▶ **Directive**: Extract each line bearing the word "Ganda".

▶ **Material shown**:
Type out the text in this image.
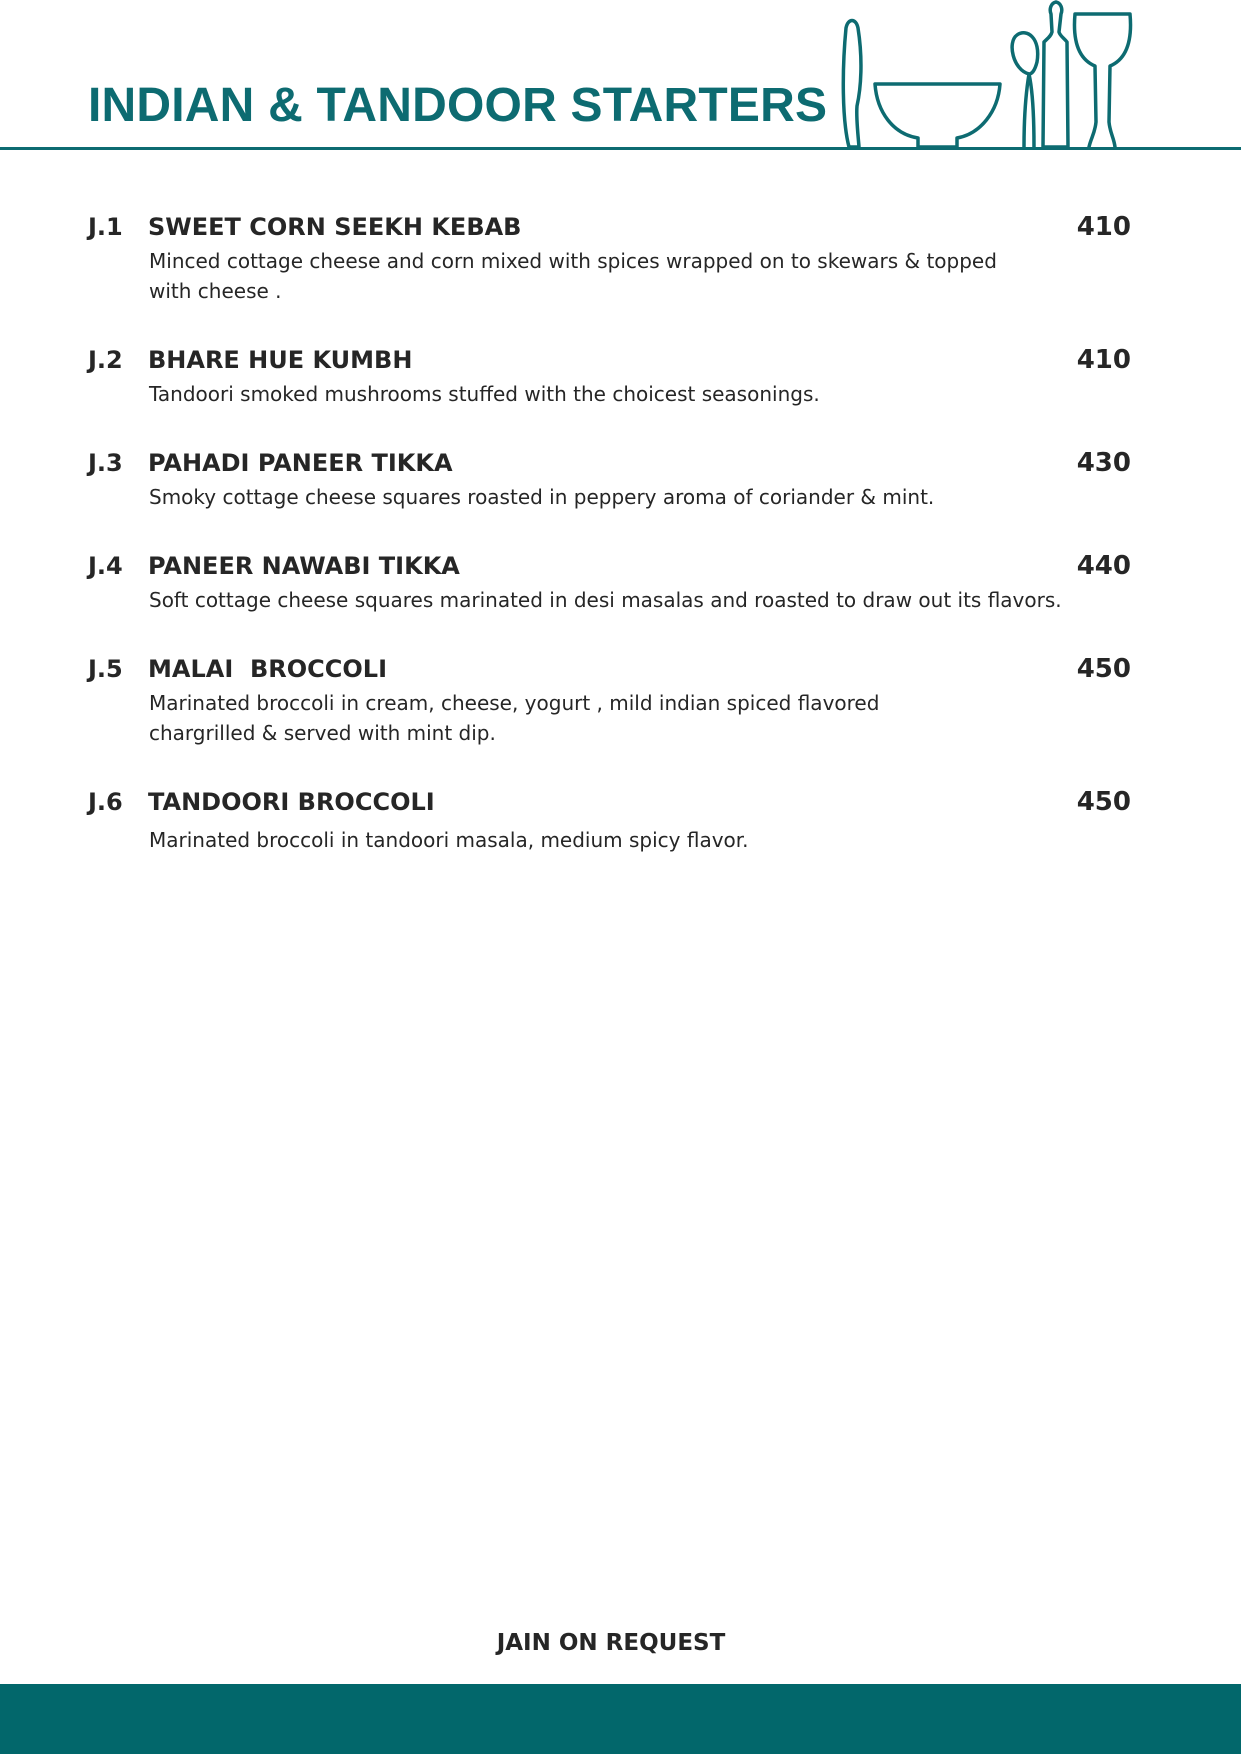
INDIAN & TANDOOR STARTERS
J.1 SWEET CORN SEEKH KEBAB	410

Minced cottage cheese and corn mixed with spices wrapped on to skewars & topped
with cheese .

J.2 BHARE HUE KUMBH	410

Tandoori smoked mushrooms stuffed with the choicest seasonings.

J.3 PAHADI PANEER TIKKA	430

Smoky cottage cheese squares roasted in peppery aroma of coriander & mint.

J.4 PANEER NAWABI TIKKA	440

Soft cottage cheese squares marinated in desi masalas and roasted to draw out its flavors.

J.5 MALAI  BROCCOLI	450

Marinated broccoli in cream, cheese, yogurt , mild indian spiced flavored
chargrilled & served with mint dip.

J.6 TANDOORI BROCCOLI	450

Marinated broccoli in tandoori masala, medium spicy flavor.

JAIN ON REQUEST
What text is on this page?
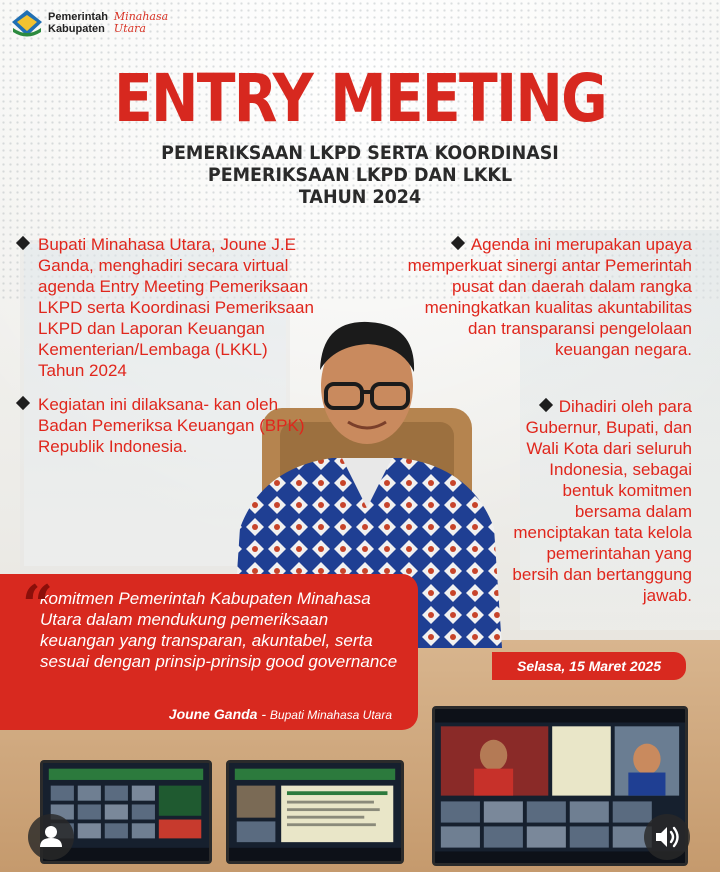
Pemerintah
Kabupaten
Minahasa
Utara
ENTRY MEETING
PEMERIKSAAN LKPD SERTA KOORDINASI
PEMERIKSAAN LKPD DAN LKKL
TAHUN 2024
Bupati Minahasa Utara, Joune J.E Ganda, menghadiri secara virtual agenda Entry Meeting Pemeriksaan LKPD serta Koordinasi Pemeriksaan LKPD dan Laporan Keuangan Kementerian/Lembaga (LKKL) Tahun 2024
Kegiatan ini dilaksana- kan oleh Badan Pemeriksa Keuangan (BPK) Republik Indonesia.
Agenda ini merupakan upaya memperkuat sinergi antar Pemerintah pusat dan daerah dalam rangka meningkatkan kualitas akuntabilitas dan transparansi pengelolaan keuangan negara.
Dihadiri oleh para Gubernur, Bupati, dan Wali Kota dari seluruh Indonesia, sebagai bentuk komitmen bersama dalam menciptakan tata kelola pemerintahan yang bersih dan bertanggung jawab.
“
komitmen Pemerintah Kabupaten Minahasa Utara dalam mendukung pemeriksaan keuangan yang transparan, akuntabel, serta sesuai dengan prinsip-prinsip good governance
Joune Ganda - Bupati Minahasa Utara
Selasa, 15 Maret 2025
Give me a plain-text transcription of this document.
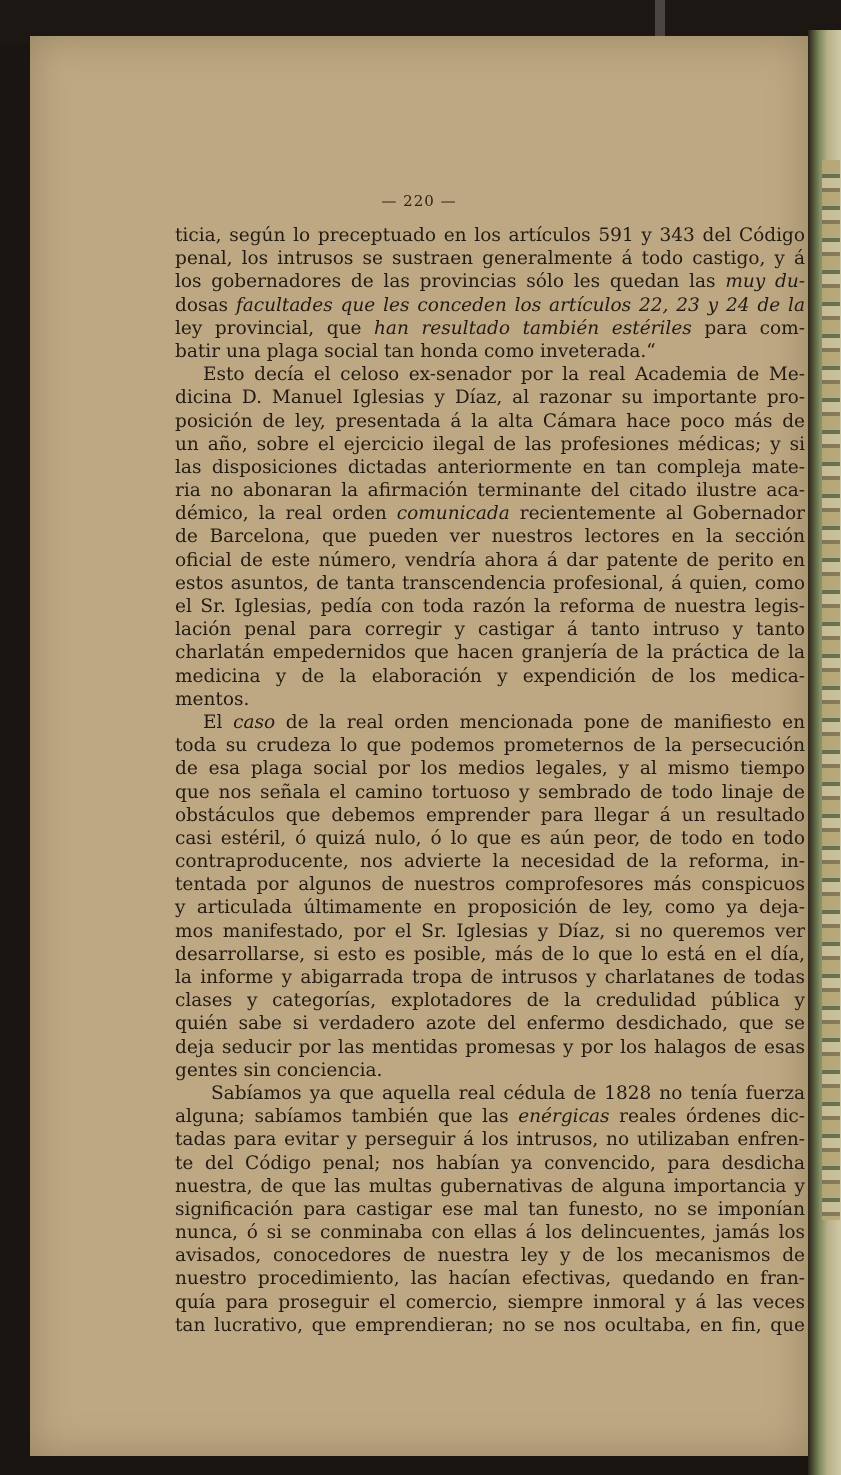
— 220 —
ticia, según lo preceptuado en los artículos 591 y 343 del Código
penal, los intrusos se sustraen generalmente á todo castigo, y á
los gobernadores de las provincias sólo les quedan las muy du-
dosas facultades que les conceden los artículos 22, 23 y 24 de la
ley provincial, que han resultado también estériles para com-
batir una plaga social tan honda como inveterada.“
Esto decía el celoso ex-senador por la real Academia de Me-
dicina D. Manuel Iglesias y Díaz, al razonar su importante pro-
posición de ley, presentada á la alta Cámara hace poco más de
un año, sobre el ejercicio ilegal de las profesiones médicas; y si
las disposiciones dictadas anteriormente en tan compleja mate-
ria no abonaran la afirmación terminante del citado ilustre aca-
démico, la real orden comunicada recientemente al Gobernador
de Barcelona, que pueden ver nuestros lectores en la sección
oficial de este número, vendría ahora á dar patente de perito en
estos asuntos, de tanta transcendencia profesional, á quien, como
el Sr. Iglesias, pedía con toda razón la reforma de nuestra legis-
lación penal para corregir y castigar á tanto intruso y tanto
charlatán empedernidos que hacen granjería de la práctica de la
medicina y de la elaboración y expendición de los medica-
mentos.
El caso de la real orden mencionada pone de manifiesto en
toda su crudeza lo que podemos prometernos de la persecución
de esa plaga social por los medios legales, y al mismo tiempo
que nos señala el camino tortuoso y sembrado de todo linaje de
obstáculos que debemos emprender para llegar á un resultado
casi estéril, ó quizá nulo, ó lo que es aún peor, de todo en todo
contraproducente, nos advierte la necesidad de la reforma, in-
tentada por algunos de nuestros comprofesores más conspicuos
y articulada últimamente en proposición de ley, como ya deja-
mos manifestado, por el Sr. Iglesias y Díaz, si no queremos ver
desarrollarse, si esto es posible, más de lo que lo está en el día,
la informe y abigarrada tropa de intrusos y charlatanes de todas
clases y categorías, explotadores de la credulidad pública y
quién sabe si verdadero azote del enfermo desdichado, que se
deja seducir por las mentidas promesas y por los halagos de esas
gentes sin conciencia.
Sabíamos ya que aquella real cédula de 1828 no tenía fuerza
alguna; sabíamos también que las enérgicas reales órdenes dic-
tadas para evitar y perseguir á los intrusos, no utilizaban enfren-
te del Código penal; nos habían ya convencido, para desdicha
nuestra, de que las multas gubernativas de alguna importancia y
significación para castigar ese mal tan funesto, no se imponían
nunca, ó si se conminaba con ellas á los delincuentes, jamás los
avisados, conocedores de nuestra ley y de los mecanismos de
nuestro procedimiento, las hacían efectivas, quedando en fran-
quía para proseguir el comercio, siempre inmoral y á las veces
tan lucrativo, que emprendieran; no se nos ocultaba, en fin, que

▶ **Response to this task**:
Bupati Minahasa Utara, Joune J.E Ganda, menghadiri secara virtual agenda Entry Meeting Pemeriksaan LKPD serta Koordinasi Pemeriksaan LKPD dan Laporan Keuangan Kementerian/Lembaga (LKKL) Tahun 2024
Joune Ganda - Bupati Minahasa Utara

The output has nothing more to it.